The task:
Copy out all lines that hold "HolonIQ".

Supplied records:
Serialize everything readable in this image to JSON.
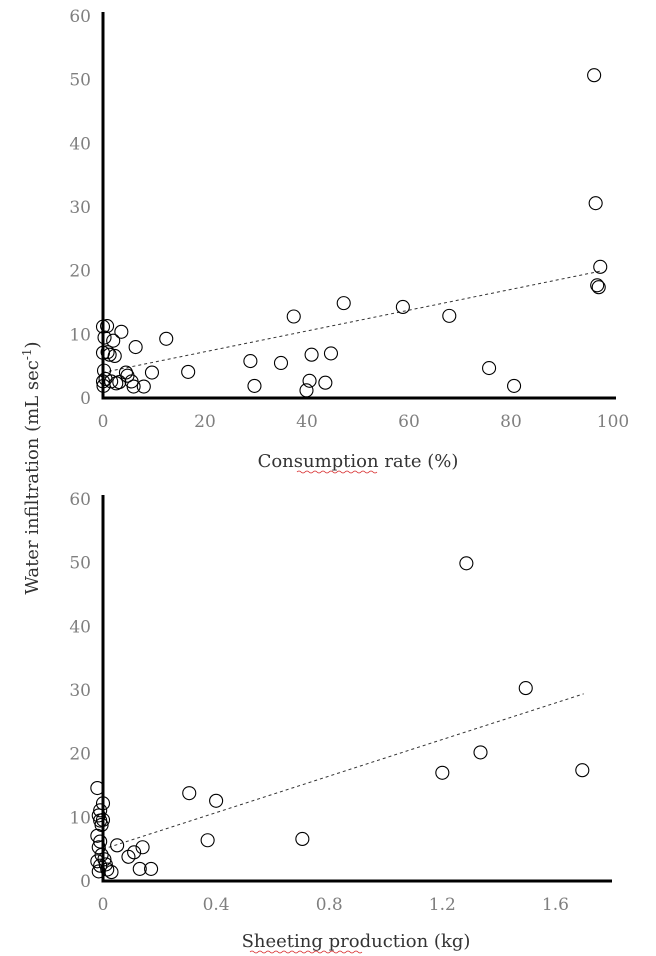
{
  "figure": {
    "shared_ylabel": "Water infiltration (mL sec",
    "shared_ylabel_sup": "-1",
    "shared_ylabel_close": ")"
  },
  "chart_data": [
    {
      "type": "scatter",
      "xlabel": "Consumption rate (%)",
      "ylabel": "Water infiltration (mL sec-1)",
      "xlim": [
        0,
        100
      ],
      "ylim": [
        0,
        60
      ],
      "xticks": [
        "0",
        "20",
        "40",
        "60",
        "80",
        "100"
      ],
      "yticks": [
        "0",
        "10",
        "20",
        "30",
        "40",
        "50",
        "60"
      ],
      "grid": false,
      "marker": "open-circle",
      "trendline": {
        "style": "dashed",
        "x": [
          0,
          98
        ],
        "y": [
          4.0,
          20.0
        ]
      },
      "points": [
        {
          "x": 0,
          "y": 11.2
        },
        {
          "x": 0.3,
          "y": 9.5
        },
        {
          "x": 0,
          "y": 7.1
        },
        {
          "x": 0.2,
          "y": 4.3
        },
        {
          "x": 0,
          "y": 2.6
        },
        {
          "x": 0.1,
          "y": 1.9
        },
        {
          "x": 0.5,
          "y": 3.0
        },
        {
          "x": 0.8,
          "y": 11.3
        },
        {
          "x": 0.9,
          "y": 7.2
        },
        {
          "x": 1.3,
          "y": 6.8
        },
        {
          "x": 1.6,
          "y": 2.6
        },
        {
          "x": 2.0,
          "y": 9.0
        },
        {
          "x": 2.3,
          "y": 6.6
        },
        {
          "x": 2.6,
          "y": 2.3
        },
        {
          "x": 3.2,
          "y": 2.5
        },
        {
          "x": 3.6,
          "y": 10.4
        },
        {
          "x": 4.5,
          "y": 4.0
        },
        {
          "x": 4.8,
          "y": 3.5
        },
        {
          "x": 5.6,
          "y": 2.6
        },
        {
          "x": 6.0,
          "y": 1.8
        },
        {
          "x": 6.4,
          "y": 8.0
        },
        {
          "x": 8.0,
          "y": 1.8
        },
        {
          "x": 9.6,
          "y": 4.0
        },
        {
          "x": 12.4,
          "y": 9.3
        },
        {
          "x": 16.7,
          "y": 4.1
        },
        {
          "x": 28.9,
          "y": 5.8
        },
        {
          "x": 29.7,
          "y": 1.9
        },
        {
          "x": 34.9,
          "y": 5.5
        },
        {
          "x": 37.4,
          "y": 12.8
        },
        {
          "x": 39.9,
          "y": 1.2
        },
        {
          "x": 40.5,
          "y": 2.7
        },
        {
          "x": 40.9,
          "y": 6.8
        },
        {
          "x": 43.6,
          "y": 2.4
        },
        {
          "x": 44.7,
          "y": 7.0
        },
        {
          "x": 47.2,
          "y": 14.9
        },
        {
          "x": 58.8,
          "y": 14.3
        },
        {
          "x": 67.9,
          "y": 12.9
        },
        {
          "x": 75.7,
          "y": 4.7
        },
        {
          "x": 80.6,
          "y": 1.9
        },
        {
          "x": 96.3,
          "y": 50.7
        },
        {
          "x": 96.6,
          "y": 30.6
        },
        {
          "x": 96.9,
          "y": 17.7
        },
        {
          "x": 97.2,
          "y": 17.4
        },
        {
          "x": 97.5,
          "y": 20.6
        }
      ]
    },
    {
      "type": "scatter",
      "xlabel": "Sheeting production (kg)",
      "ylabel": "Water infiltration (mL sec-1)",
      "xlim": [
        0,
        1.8
      ],
      "ylim": [
        0,
        60
      ],
      "xticks": [
        "0",
        "0.4",
        "0.8",
        "1.2",
        "1.6"
      ],
      "yticks": [
        "0",
        "10",
        "20",
        "30",
        "40",
        "50",
        "60"
      ],
      "grid": false,
      "marker": "open-circle",
      "trendline": {
        "style": "dashed",
        "x": [
          0,
          1.7
        ],
        "y": [
          5.0,
          29.4
        ]
      },
      "points": [
        {
          "x": -0.02,
          "y": 14.6
        },
        {
          "x": -0.01,
          "y": 11.1
        },
        {
          "x": -0.015,
          "y": 10.3
        },
        {
          "x": -0.01,
          "y": 9.5
        },
        {
          "x": -0.005,
          "y": 8.8
        },
        {
          "x": -0.02,
          "y": 7.1
        },
        {
          "x": -0.01,
          "y": 6.2
        },
        {
          "x": -0.015,
          "y": 5.3
        },
        {
          "x": -0.005,
          "y": 4.1
        },
        {
          "x": -0.02,
          "y": 3.1
        },
        {
          "x": -0.01,
          "y": 2.4
        },
        {
          "x": -0.015,
          "y": 1.5
        },
        {
          "x": 0.0,
          "y": 12.2
        },
        {
          "x": 0.0,
          "y": 9.6
        },
        {
          "x": 0.005,
          "y": 3.4
        },
        {
          "x": 0.01,
          "y": 2.6
        },
        {
          "x": 0.015,
          "y": 1.8
        },
        {
          "x": 0.03,
          "y": 1.4
        },
        {
          "x": 0.05,
          "y": 5.6
        },
        {
          "x": 0.09,
          "y": 3.8
        },
        {
          "x": 0.11,
          "y": 4.5
        },
        {
          "x": 0.13,
          "y": 1.9
        },
        {
          "x": 0.14,
          "y": 5.3
        },
        {
          "x": 0.17,
          "y": 1.9
        },
        {
          "x": 0.305,
          "y": 13.8
        },
        {
          "x": 0.37,
          "y": 6.4
        },
        {
          "x": 0.4,
          "y": 12.6
        },
        {
          "x": 0.705,
          "y": 6.6
        },
        {
          "x": 1.2,
          "y": 17.0
        },
        {
          "x": 1.285,
          "y": 49.9
        },
        {
          "x": 1.335,
          "y": 20.2
        },
        {
          "x": 1.495,
          "y": 30.3
        },
        {
          "x": 1.695,
          "y": 17.4
        }
      ]
    }
  ]
}
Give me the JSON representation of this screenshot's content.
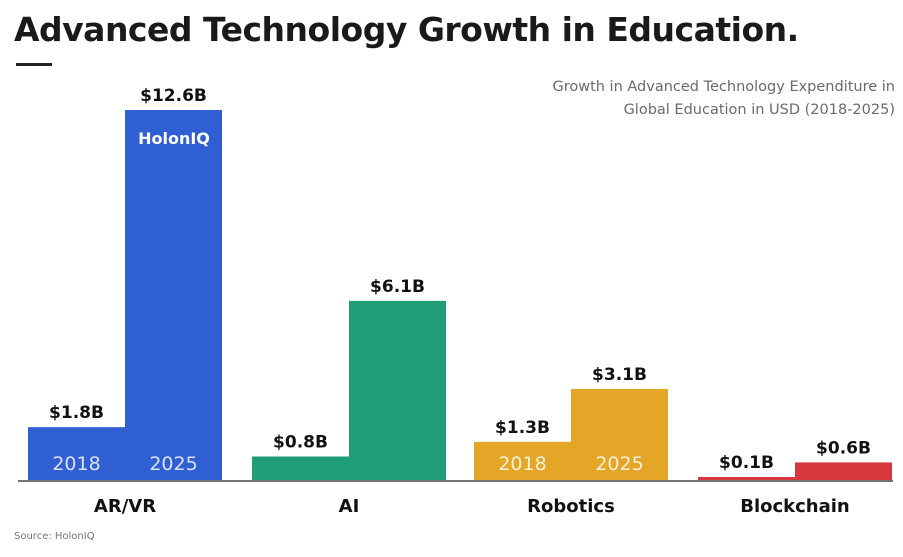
{
  "title": "Advanced Technology Growth in Education.",
  "subtitle_line1": "Growth in Advanced Technology Expenditure in",
  "subtitle_line2": "Global Education in USD (2018-2025)",
  "source": "Source: HolonIQ",
  "brand": "HolonIQ",
  "colors": {
    "AR/VR": "#2f5fd3",
    "AI": "#1f9e77",
    "Robotics": "#e3a626",
    "Blockchain": "#d9373f",
    "axis": "#444444"
  },
  "chart_data": {
    "type": "bar",
    "categories": [
      "AR/VR",
      "AI",
      "Robotics",
      "Blockchain"
    ],
    "x_groups": [
      "2018",
      "2025"
    ],
    "series": [
      {
        "name": "2018",
        "values": [
          1.8,
          0.8,
          1.3,
          0.1
        ],
        "labels": [
          "$1.8B",
          "$0.8B",
          "$1.3B",
          "$0.1B"
        ]
      },
      {
        "name": "2025",
        "values": [
          12.6,
          6.1,
          3.1,
          0.6
        ],
        "labels": [
          "$12.6B",
          "$6.1B",
          "$3.1B",
          "$0.6B"
        ]
      }
    ],
    "year_labels_on": [
      "AR/VR",
      "Robotics"
    ],
    "unit": "USD billions",
    "ylim": [
      0,
      12.6
    ],
    "grid": false,
    "legend": "none"
  }
}
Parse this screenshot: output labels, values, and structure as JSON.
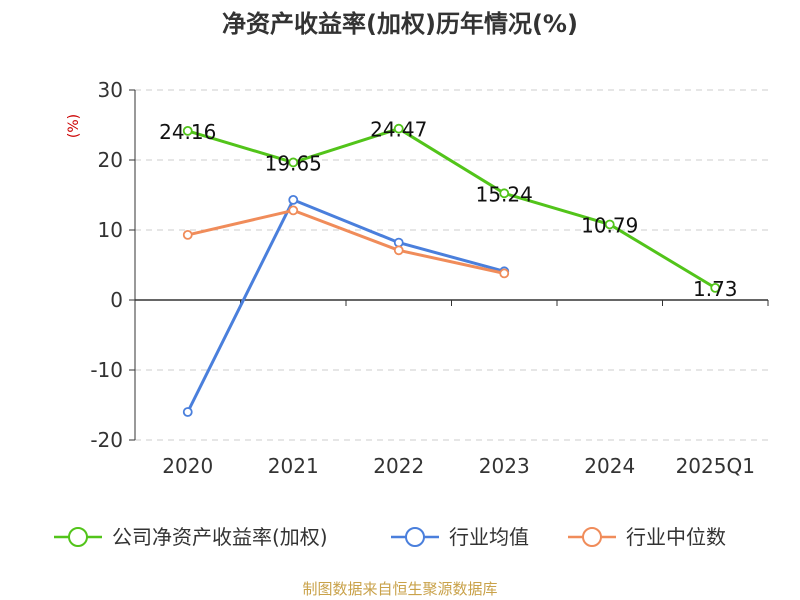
{
  "chart_data": {
    "type": "line",
    "title": "净资产收益率(加权)历年情况(%)",
    "ylabel": "(%)",
    "xlabel": "",
    "categories": [
      "2020",
      "2021",
      "2022",
      "2023",
      "2024",
      "2025Q1"
    ],
    "ylim": [
      -20,
      30
    ],
    "yticks": [
      30,
      20,
      10,
      0,
      -10,
      -20
    ],
    "grid": true,
    "legend_position": "bottom",
    "series": [
      {
        "name": "公司净资产收益率(加权)",
        "color": "#52c41a",
        "values": [
          24.16,
          19.65,
          24.47,
          15.24,
          10.79,
          1.73
        ],
        "labels": [
          "24.16",
          "19.65",
          "24.47",
          "15.24",
          "10.79",
          "1.73"
        ]
      },
      {
        "name": "行业均值",
        "color": "#4a7fdc",
        "values": [
          -16.0,
          14.3,
          8.2,
          4.1,
          null,
          null
        ]
      },
      {
        "name": "行业中位数",
        "color": "#f08c5a",
        "values": [
          9.3,
          12.8,
          7.1,
          3.8,
          null,
          null
        ]
      }
    ],
    "source": "制图数据来自恒生聚源数据库"
  }
}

Task answer:
  "source": "Source: HolonIQ",
  "brand": "HolonIQ",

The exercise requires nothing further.